*AIM:* Reproduce every line of the data items unchanged, omitting the pictures.

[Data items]

□ □ □ □ □ □ □

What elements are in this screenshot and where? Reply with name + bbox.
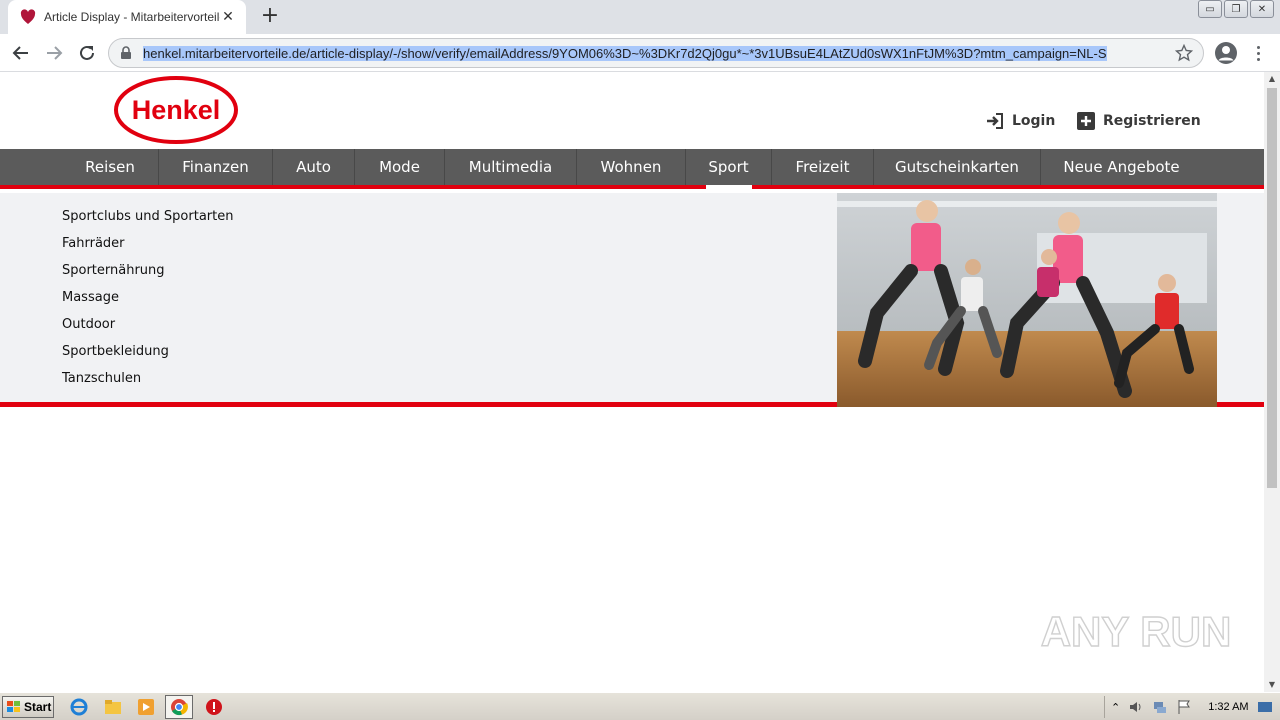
scroll-up-icon[interactable]: ▲ — [1264, 72, 1280, 86]
register-link[interactable]: Registrieren — [1077, 112, 1201, 130]
sport-subcategory-list: Sportclubs und Sportarten Fahrräder Spor… — [62, 206, 233, 395]
chrome-icon — [171, 699, 188, 716]
start-button[interactable]: Start — [2, 696, 54, 718]
url-text[interactable]: henkel.mitarbeitervorteile.de/article-di… — [143, 45, 1167, 61]
show-desktop-icon[interactable] — [1257, 699, 1273, 715]
nav-item-neue-angebote[interactable]: Neue Angebote — [1041, 149, 1202, 185]
file-explorer-icon[interactable] — [104, 698, 122, 716]
site-header: Henkel Login Registrieren — [0, 72, 1264, 149]
nav-item-finanzen[interactable]: Finanzen — [159, 149, 273, 185]
subcategory-sporternaehrung[interactable]: Sporternährung — [62, 260, 233, 287]
system-tray: ⌃ 1:32 AM — [1104, 696, 1278, 718]
nav-item-freizeit[interactable]: Freizeit — [772, 149, 874, 185]
forward-arrow-icon — [47, 46, 63, 60]
browser-tab[interactable]: Article Display - Mitarbeitervorteile ✕ — [8, 0, 246, 34]
minimize-button[interactable]: ▭ — [1198, 0, 1222, 18]
browser-toolbar: henkel.mitarbeitervorteile.de/article-di… — [0, 34, 1280, 72]
nav-item-sport[interactable]: Sport — [686, 149, 772, 185]
subcategory-tanzschulen[interactable]: Tanzschulen — [62, 368, 233, 395]
browser-menu-icon[interactable] — [1250, 41, 1266, 65]
start-label: Start — [24, 700, 52, 714]
profile-avatar-icon[interactable] — [1214, 41, 1238, 65]
login-link[interactable]: Login — [986, 112, 1055, 130]
nav-item-auto[interactable]: Auto — [273, 149, 355, 185]
browser-tabbar: Article Display - Mitarbeitervorteile ✕ … — [0, 0, 1280, 34]
fitness-class-image — [837, 193, 1217, 407]
lock-icon — [121, 46, 131, 59]
page-scrollbar[interactable]: ▲ ▼ — [1264, 72, 1280, 692]
address-bar[interactable]: henkel.mitarbeitervorteile.de/article-di… — [108, 38, 1204, 68]
chrome-taskbar-button[interactable] — [165, 695, 193, 719]
register-label: Registrieren — [1103, 113, 1201, 129]
nav-item-mode[interactable]: Mode — [355, 149, 445, 185]
close-window-button[interactable]: ✕ — [1250, 0, 1274, 18]
reload-button[interactable] — [75, 41, 99, 65]
restore-button[interactable]: ❐ — [1224, 0, 1248, 18]
anyrun-watermark: ANY RUN — [1040, 607, 1232, 655]
subcategory-fahrraeder[interactable]: Fahrräder — [62, 233, 233, 260]
bookmark-star-icon[interactable] — [1175, 44, 1193, 62]
tab-title: Article Display - Mitarbeitervorteile — [44, 10, 220, 24]
subcategory-massage[interactable]: Massage — [62, 287, 233, 314]
windows-taskbar: Start ⌃ 1:32 AM — [0, 692, 1280, 720]
windows-flag-icon — [7, 701, 20, 712]
forward-button[interactable] — [42, 41, 66, 65]
tab-close-icon[interactable]: ✕ — [220, 9, 236, 25]
stop-warning-icon[interactable] — [205, 698, 223, 716]
login-icon — [987, 113, 1003, 129]
henkel-logo[interactable]: Henkel — [114, 76, 238, 144]
logo-text: Henkel — [132, 95, 221, 125]
network-icon[interactable] — [1152, 699, 1168, 715]
subcategory-outdoor[interactable]: Outdoor — [62, 314, 233, 341]
sport-dropdown-menu: Sportclubs und Sportarten Fahrräder Spor… — [0, 193, 1264, 407]
subcategory-sportclubs[interactable]: Sportclubs und Sportarten — [62, 206, 233, 233]
nav-item-wohnen[interactable]: Wohnen — [577, 149, 686, 185]
url-selection: henkel.mitarbeitervorteile.de/article-di… — [143, 45, 1107, 61]
new-tab-button[interactable]: + — [259, 5, 281, 27]
nav-item-multimedia[interactable]: Multimedia — [445, 149, 577, 185]
watermark-text: ANY RUN — [1041, 608, 1232, 655]
media-player-icon[interactable] — [137, 698, 155, 716]
henkel-favicon-icon — [20, 9, 36, 24]
back-arrow-icon — [12, 46, 28, 60]
nav-item-gutscheinkarten[interactable]: Gutscheinkarten — [874, 149, 1041, 185]
action-center-flag-icon[interactable] — [1176, 699, 1192, 715]
speaker-icon[interactable] — [1128, 699, 1144, 715]
plus-square-icon — [1077, 112, 1095, 130]
login-label: Login — [1012, 113, 1056, 129]
show-hidden-icons-icon[interactable]: ⌃ — [1111, 701, 1120, 714]
nav-item-reisen[interactable]: Reisen — [62, 149, 159, 185]
subcategory-sportbekleidung[interactable]: Sportbekleidung — [62, 341, 233, 368]
reload-icon — [80, 45, 94, 60]
taskbar-clock: 1:32 AM — [1208, 701, 1249, 713]
scroll-down-icon[interactable]: ▼ — [1264, 678, 1280, 692]
page-viewport: Henkel Login Registrieren Reisen Finanze… — [0, 72, 1264, 692]
back-button[interactable] — [9, 41, 33, 65]
scrollbar-thumb[interactable] — [1267, 88, 1277, 488]
internet-explorer-icon[interactable] — [70, 698, 88, 716]
main-navigation: Reisen Finanzen Auto Mode Multimedia Woh… — [0, 149, 1264, 189]
window-controls: ▭ ❐ ✕ — [1198, 0, 1274, 18]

□ □ □ □ □ □ □

*TASK ANSWER:*
What elements are in this screenshot and where? Reply with name + bbox.
scroll-up-icon[interactable]: ▲ — [1264, 72, 1280, 86]
register-link[interactable]: Registrieren — [1077, 112, 1201, 130]
sport-subcategory-list: Sportclubs und Sportarten Fahrräder Spor… — [62, 206, 233, 395]
chrome-icon — [171, 699, 188, 716]
start-button[interactable]: Start — [2, 696, 54, 718]
url-text[interactable]: henkel.mitarbeitervorteile.de/article-di… — [143, 45, 1167, 61]
show-desktop-icon[interactable] — [1257, 699, 1273, 715]
nav-item-neue-angebote[interactable]: Neue Angebote — [1041, 149, 1202, 185]
file-explorer-icon[interactable] — [104, 698, 122, 716]
site-header: Henkel Login Registrieren — [0, 72, 1264, 149]
nav-item-finanzen[interactable]: Finanzen — [159, 149, 273, 185]
subcategory-sporternaehrung[interactable]: Sporternährung — [62, 260, 233, 287]
system-tray: ⌃ 1:32 AM — [1104, 696, 1278, 718]
nav-item-freizeit[interactable]: Freizeit — [772, 149, 874, 185]
forward-arrow-icon — [47, 46, 63, 60]
browser-tab[interactable]: Article Display - Mitarbeitervorteile ✕ — [8, 0, 246, 34]
minimize-button[interactable]: ▭ — [1198, 0, 1222, 18]
browser-toolbar: henkel.mitarbeitervorteile.de/article-di… — [0, 34, 1280, 72]
nav-item-sport[interactable]: Sport — [686, 149, 772, 185]
subcategory-tanzschulen[interactable]: Tanzschulen — [62, 368, 233, 395]
browser-menu-icon[interactable] — [1250, 41, 1266, 65]
start-label: Start — [24, 700, 52, 714]
profile-avatar-icon[interactable] — [1214, 41, 1238, 65]
login-link[interactable]: Login — [986, 112, 1055, 130]
nav-item-auto[interactable]: Auto — [273, 149, 355, 185]
browser-tabbar: Article Display - Mitarbeitervorteile ✕ … — [0, 0, 1280, 34]
fitness-class-image — [837, 193, 1217, 407]
lock-icon — [121, 46, 131, 59]
page-scrollbar[interactable]: ▲ ▼ — [1264, 72, 1280, 692]
address-bar[interactable]: henkel.mitarbeitervorteile.de/article-di… — [108, 38, 1204, 68]
chrome-taskbar-button[interactable] — [165, 695, 193, 719]
register-label: Registrieren — [1103, 113, 1201, 129]
nav-item-mode[interactable]: Mode — [355, 149, 445, 185]
close-window-button[interactable]: ✕ — [1250, 0, 1274, 18]
reload-button[interactable] — [75, 41, 99, 65]
restore-button[interactable]: ❐ — [1224, 0, 1248, 18]
anyrun-watermark: ANY RUN — [1040, 607, 1232, 655]
subcategory-fahrraeder[interactable]: Fahrräder — [62, 233, 233, 260]
bookmark-star-icon[interactable] — [1175, 44, 1193, 62]
tab-title: Article Display - Mitarbeitervorteile — [44, 10, 220, 24]
subcategory-massage[interactable]: Massage — [62, 287, 233, 314]
windows-taskbar: Start ⌃ 1:32 AM — [0, 692, 1280, 720]
windows-flag-icon — [7, 701, 20, 712]
forward-button[interactable] — [42, 41, 66, 65]
tab-close-icon[interactable]: ✕ — [220, 9, 236, 25]
stop-warning-icon[interactable] — [205, 698, 223, 716]
login-icon — [987, 113, 1003, 129]
henkel-logo[interactable]: Henkel — [114, 76, 238, 144]
logo-text: Henkel — [132, 95, 221, 125]
network-icon[interactable] — [1152, 699, 1168, 715]
subcategory-outdoor[interactable]: Outdoor — [62, 314, 233, 341]
sport-dropdown-menu: Sportclubs und Sportarten Fahrräder Spor… — [0, 193, 1264, 407]
subcategory-sportclubs[interactable]: Sportclubs und Sportarten — [62, 206, 233, 233]
nav-item-wohnen[interactable]: Wohnen — [577, 149, 686, 185]
url-selection: henkel.mitarbeitervorteile.de/article-di… — [143, 45, 1107, 61]
new-tab-button[interactable]: + — [259, 5, 281, 27]
nav-item-multimedia[interactable]: Multimedia — [445, 149, 577, 185]
watermark-text: ANY RUN — [1041, 608, 1232, 655]
media-player-icon[interactable] — [137, 698, 155, 716]
henkel-favicon-icon — [20, 9, 36, 24]
back-arrow-icon — [12, 46, 28, 60]
nav-item-gutscheinkarten[interactable]: Gutscheinkarten — [874, 149, 1041, 185]
action-center-flag-icon[interactable] — [1176, 699, 1192, 715]
speaker-icon[interactable] — [1128, 699, 1144, 715]
plus-square-icon — [1077, 112, 1095, 130]
login-label: Login — [1012, 113, 1056, 129]
show-hidden-icons-icon[interactable]: ⌃ — [1111, 701, 1120, 714]
nav-item-reisen[interactable]: Reisen — [62, 149, 159, 185]
subcategory-sportbekleidung[interactable]: Sportbekleidung — [62, 341, 233, 368]
reload-icon — [80, 45, 94, 60]
taskbar-clock: 1:32 AM — [1208, 701, 1249, 713]
scroll-down-icon[interactable]: ▼ — [1264, 678, 1280, 692]
page-viewport: Henkel Login Registrieren Reisen Finanze… — [0, 72, 1264, 692]
back-button[interactable] — [9, 41, 33, 65]
scrollbar-thumb[interactable] — [1267, 88, 1277, 488]
internet-explorer-icon[interactable] — [70, 698, 88, 716]
main-navigation: Reisen Finanzen Auto Mode Multimedia Woh… — [0, 149, 1264, 189]
window-controls: ▭ ❐ ✕ — [1198, 0, 1274, 18]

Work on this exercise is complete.